### Exercise data:
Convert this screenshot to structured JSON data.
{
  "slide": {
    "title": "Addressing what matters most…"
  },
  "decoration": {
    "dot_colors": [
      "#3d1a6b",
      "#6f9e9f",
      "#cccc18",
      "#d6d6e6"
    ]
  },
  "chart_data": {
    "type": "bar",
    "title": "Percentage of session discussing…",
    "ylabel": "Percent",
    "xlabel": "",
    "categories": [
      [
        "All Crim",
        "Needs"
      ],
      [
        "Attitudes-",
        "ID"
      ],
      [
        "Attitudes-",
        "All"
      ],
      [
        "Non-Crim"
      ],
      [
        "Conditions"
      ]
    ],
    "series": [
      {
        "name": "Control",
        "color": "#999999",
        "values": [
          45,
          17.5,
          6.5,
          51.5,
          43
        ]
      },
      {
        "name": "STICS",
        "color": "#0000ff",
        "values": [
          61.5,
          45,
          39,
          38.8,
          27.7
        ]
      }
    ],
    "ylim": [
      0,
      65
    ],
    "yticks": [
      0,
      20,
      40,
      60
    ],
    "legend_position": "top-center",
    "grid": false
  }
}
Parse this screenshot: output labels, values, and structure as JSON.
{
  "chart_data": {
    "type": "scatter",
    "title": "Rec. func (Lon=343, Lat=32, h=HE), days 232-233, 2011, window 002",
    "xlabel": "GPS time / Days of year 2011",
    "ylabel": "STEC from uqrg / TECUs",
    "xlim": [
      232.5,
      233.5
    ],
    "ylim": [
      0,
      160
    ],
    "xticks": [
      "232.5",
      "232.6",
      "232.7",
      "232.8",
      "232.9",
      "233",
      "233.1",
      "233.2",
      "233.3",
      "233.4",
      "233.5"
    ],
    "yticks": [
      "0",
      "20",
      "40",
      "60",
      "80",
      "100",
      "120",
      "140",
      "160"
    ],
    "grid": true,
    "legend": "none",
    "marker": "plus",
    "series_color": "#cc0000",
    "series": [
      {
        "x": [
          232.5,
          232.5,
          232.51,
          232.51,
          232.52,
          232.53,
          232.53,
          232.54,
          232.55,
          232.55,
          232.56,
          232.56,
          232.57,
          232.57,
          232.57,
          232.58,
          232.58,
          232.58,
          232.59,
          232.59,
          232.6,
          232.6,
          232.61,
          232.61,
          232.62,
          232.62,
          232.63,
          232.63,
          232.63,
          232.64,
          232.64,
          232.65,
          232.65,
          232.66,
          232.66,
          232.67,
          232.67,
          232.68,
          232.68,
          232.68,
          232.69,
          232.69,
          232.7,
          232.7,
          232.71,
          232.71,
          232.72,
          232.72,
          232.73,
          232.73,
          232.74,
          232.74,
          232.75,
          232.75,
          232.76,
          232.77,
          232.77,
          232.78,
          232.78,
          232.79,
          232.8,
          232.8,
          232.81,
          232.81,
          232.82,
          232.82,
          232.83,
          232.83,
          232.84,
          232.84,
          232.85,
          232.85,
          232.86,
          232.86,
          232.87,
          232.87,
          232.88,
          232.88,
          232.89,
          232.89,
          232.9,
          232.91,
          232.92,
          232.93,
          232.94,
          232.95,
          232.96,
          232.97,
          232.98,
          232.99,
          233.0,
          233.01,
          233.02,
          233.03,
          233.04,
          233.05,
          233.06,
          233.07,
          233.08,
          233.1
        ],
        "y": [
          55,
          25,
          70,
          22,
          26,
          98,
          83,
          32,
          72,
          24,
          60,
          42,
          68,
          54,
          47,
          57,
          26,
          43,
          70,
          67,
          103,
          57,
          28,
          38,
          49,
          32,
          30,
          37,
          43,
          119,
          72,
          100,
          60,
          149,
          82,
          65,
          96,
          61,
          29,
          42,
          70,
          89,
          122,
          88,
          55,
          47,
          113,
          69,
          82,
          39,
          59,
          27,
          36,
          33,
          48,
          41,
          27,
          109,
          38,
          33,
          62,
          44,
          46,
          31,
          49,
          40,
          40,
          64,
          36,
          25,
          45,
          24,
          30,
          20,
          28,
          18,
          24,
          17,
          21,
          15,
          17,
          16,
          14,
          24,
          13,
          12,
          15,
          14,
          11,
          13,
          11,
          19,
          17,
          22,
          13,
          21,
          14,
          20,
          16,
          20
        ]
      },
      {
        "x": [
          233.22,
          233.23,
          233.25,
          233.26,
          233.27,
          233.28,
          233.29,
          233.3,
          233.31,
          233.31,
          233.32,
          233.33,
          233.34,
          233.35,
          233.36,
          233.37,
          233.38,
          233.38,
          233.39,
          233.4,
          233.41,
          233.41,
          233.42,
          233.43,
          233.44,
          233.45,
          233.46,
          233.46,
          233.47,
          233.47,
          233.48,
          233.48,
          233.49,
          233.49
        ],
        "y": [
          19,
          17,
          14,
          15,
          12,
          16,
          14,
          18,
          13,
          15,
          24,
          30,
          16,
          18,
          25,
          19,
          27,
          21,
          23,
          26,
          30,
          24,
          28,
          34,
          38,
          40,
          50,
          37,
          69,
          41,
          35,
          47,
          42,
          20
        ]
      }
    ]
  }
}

### Stated goal:
Show the lines of the records that contain the word "ylabel".

### Answer to this exercise:
    "ylabel": "Percent",
    "ylabel": "STEC from uqrg / TECUs",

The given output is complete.